#### RECORD SET ####

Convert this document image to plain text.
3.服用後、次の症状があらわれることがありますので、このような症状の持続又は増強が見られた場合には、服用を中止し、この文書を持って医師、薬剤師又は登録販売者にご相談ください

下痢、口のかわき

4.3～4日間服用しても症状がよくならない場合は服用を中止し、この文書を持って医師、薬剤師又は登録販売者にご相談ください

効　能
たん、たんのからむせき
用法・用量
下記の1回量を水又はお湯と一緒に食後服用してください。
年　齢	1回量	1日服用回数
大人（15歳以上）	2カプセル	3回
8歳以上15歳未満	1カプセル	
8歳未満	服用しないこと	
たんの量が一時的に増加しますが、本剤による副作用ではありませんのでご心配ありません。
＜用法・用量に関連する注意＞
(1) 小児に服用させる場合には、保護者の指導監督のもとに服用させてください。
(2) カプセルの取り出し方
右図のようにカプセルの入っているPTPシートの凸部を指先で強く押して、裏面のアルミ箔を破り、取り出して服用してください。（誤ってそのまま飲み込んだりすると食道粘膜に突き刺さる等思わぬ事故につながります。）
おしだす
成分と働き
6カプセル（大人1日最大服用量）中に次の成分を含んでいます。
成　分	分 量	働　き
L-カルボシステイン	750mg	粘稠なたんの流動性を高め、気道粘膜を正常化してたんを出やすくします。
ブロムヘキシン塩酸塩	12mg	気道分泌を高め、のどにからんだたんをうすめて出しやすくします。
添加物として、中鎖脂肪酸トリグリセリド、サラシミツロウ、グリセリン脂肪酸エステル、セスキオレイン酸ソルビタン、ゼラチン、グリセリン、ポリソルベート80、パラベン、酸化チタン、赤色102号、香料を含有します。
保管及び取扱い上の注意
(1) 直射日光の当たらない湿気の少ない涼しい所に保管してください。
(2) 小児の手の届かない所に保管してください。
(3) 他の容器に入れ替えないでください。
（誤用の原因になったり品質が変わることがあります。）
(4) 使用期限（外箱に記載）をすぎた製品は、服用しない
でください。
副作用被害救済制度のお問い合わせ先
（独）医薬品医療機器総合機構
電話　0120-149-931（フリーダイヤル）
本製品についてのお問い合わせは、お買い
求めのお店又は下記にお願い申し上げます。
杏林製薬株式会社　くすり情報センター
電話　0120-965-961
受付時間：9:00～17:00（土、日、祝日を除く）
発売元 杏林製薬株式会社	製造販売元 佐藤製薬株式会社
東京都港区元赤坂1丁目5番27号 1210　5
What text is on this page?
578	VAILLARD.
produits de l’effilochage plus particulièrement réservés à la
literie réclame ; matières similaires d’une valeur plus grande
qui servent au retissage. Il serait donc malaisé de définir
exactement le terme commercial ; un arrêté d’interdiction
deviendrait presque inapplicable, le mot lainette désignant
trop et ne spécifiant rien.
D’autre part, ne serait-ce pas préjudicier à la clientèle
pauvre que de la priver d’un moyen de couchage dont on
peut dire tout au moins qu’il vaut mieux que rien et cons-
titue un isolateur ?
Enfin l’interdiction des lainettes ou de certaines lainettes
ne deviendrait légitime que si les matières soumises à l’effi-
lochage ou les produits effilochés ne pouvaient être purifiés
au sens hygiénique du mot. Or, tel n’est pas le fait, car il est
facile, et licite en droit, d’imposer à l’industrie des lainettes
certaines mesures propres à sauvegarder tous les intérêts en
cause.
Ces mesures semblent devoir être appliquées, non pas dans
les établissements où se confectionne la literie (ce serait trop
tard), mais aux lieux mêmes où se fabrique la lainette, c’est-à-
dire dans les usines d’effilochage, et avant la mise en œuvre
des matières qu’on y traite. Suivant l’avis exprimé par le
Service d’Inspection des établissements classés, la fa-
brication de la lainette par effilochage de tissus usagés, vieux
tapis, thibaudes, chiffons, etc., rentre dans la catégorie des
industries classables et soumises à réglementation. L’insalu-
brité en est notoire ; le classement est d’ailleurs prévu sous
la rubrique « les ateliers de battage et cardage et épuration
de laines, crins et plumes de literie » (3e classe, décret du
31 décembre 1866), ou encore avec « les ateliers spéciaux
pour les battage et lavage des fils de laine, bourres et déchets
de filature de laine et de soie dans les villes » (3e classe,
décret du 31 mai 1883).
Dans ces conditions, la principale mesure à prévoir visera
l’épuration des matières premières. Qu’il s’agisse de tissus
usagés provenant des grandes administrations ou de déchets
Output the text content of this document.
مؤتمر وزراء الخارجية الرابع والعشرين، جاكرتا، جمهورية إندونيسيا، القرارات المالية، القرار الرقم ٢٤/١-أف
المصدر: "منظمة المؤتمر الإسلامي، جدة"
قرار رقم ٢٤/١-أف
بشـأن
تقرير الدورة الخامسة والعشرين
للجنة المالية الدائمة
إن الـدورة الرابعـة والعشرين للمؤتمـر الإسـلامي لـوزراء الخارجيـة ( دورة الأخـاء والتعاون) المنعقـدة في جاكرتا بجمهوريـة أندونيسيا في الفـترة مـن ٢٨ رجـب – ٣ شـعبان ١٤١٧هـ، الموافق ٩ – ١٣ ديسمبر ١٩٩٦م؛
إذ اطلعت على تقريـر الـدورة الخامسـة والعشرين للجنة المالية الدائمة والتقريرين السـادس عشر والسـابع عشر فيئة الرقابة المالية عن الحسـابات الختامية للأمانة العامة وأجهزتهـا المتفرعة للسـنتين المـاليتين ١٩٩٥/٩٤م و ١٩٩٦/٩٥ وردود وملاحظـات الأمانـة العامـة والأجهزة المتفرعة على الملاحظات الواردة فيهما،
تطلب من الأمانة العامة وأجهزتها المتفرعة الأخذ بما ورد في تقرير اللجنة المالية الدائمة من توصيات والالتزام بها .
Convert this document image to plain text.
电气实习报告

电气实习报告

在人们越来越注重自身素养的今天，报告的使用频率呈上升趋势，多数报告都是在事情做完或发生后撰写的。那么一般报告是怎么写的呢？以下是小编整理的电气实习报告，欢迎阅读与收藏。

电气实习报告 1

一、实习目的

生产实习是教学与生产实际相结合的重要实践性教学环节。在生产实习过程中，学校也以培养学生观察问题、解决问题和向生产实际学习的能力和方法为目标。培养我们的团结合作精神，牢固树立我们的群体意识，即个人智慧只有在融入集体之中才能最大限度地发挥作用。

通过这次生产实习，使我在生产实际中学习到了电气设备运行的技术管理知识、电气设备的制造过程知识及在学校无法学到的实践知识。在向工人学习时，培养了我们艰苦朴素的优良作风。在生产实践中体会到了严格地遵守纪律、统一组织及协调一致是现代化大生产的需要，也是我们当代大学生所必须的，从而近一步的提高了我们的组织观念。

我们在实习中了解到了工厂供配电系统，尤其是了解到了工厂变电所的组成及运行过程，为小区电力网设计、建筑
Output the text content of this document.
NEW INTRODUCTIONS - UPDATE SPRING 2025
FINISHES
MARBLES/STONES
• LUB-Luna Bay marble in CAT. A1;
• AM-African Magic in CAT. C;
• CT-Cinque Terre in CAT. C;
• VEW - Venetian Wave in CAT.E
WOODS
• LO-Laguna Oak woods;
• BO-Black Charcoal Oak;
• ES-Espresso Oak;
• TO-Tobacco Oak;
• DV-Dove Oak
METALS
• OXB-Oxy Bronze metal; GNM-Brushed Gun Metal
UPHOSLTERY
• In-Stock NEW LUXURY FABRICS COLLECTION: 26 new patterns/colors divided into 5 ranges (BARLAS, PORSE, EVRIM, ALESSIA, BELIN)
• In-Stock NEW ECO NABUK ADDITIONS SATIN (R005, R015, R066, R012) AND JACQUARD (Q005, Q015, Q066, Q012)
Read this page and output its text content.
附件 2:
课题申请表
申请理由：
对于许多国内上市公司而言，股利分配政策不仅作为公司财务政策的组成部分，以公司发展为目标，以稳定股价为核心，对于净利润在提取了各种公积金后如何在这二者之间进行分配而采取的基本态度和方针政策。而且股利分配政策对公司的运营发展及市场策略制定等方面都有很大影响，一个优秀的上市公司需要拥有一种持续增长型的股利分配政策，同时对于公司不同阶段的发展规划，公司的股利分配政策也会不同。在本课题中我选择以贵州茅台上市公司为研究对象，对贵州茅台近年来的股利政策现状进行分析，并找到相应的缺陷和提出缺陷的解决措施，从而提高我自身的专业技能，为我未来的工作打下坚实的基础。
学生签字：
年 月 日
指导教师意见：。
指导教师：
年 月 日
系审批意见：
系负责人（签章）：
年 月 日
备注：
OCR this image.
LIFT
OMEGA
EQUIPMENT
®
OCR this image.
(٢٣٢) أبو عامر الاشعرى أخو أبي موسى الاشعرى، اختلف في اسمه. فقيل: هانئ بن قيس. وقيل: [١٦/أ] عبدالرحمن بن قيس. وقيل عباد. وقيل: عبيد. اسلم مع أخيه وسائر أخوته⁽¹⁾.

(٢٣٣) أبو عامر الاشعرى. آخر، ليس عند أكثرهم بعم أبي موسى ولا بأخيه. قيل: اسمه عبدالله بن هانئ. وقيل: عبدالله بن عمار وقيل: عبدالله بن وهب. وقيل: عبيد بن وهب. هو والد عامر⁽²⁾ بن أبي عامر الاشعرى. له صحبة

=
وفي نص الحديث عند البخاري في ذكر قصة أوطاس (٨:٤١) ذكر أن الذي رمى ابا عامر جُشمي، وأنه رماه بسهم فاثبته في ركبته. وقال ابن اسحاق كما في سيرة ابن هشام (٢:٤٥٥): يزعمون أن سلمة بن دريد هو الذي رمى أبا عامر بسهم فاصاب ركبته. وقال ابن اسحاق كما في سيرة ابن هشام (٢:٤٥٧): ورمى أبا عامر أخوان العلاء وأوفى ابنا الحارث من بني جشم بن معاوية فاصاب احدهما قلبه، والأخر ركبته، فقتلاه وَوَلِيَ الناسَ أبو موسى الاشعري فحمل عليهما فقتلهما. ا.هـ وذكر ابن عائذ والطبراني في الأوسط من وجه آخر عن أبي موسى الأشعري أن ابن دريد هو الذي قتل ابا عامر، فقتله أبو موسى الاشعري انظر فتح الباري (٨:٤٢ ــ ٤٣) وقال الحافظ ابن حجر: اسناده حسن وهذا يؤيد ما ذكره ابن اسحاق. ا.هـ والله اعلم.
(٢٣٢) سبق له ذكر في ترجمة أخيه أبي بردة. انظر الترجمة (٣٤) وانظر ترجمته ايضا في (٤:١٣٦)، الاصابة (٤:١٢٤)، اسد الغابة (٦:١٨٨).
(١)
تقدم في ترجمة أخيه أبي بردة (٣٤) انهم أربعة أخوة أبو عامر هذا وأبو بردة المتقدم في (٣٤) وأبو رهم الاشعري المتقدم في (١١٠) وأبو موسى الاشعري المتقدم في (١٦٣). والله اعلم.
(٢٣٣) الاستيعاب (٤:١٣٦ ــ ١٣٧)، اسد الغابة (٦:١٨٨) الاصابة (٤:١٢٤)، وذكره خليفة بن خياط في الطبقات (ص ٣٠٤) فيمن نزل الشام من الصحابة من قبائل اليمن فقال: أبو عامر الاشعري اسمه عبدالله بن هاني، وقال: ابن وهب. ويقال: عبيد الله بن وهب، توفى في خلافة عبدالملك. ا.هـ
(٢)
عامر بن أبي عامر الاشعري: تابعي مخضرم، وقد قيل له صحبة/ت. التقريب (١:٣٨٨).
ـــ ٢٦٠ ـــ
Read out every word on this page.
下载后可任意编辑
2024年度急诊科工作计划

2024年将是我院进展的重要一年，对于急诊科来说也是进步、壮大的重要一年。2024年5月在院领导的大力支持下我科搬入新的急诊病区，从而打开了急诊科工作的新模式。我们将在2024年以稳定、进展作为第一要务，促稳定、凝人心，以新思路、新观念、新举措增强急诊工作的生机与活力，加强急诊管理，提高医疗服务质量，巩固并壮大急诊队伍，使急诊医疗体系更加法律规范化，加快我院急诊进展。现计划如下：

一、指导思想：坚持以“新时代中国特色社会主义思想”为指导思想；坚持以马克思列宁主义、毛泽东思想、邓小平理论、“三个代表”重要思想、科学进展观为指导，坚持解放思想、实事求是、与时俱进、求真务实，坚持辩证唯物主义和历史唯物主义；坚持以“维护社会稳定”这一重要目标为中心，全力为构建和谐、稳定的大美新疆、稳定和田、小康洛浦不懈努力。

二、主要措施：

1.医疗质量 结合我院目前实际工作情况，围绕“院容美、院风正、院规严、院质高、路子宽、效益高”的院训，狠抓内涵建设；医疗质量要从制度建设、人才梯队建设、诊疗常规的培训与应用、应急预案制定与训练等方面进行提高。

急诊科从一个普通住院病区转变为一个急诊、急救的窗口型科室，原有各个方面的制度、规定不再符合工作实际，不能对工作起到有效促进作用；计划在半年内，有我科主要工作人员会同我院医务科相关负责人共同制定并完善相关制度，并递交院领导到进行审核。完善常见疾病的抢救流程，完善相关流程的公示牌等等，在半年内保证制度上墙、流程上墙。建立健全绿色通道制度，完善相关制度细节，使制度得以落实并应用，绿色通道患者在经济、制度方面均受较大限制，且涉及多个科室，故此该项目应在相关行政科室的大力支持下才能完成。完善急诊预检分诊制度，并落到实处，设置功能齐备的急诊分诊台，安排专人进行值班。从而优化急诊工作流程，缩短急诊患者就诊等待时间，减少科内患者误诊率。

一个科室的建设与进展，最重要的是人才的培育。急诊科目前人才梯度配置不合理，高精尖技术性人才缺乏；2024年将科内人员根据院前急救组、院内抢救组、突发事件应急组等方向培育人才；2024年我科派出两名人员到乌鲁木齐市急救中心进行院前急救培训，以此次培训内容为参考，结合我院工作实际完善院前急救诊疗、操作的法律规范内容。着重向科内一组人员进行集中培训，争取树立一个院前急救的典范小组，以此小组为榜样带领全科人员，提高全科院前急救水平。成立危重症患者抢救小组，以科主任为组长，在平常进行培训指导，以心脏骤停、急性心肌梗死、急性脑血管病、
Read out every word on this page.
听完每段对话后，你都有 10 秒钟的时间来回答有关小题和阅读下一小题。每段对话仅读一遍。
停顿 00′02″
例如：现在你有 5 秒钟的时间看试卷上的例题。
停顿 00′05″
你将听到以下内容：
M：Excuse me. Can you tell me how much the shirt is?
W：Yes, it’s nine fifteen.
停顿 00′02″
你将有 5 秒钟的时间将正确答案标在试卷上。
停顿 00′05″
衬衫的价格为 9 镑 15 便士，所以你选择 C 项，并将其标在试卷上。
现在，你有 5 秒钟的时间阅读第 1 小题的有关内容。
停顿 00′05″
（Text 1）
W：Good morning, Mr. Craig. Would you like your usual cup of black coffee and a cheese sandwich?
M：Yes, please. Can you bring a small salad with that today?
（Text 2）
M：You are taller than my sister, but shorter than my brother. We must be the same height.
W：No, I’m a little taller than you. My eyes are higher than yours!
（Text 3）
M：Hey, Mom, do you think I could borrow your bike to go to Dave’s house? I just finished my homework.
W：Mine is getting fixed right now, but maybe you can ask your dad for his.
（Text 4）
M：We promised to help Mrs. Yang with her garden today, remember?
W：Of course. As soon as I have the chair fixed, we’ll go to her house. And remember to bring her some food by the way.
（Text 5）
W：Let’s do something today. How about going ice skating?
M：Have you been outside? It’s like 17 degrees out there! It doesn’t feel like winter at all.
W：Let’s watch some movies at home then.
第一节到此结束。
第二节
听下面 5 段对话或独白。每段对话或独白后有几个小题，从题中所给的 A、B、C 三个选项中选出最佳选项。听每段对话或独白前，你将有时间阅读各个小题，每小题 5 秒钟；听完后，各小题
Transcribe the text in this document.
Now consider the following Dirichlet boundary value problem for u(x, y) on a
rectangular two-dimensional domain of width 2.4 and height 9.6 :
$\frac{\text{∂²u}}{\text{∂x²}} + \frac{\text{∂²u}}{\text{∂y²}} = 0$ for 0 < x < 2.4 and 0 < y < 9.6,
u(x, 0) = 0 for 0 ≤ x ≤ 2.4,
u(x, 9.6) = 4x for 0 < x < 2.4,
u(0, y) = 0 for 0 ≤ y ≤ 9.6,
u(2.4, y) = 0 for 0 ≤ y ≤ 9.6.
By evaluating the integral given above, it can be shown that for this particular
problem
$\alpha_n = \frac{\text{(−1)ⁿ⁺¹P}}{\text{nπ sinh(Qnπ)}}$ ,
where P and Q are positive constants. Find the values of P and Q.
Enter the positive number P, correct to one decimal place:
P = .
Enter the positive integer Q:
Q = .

####

### YOUR INSTRUCTIONS
Find the word "بردة" in the data and show each line that holds it.

### ANSWER TO THIS PROBLEM
(٢٣٢) سبق له ذكر في ترجمة أخيه أبي بردة. انظر الترجمة (٣٤) وانظر ترجمته ايضا في (٤:١٣٦)، الاصابة (٤:١٢٤)، اسد الغابة (٦:١٨٨).
تقدم في ترجمة أخيه أبي بردة (٣٤) انهم أربعة أخوة أبو عامر هذا وأبو بردة المتقدم في (٣٤) وأبو رهم الاشعري المتقدم في (١١٠) وأبو موسى الاشعري المتقدم في (١٦٣). والله اعلم.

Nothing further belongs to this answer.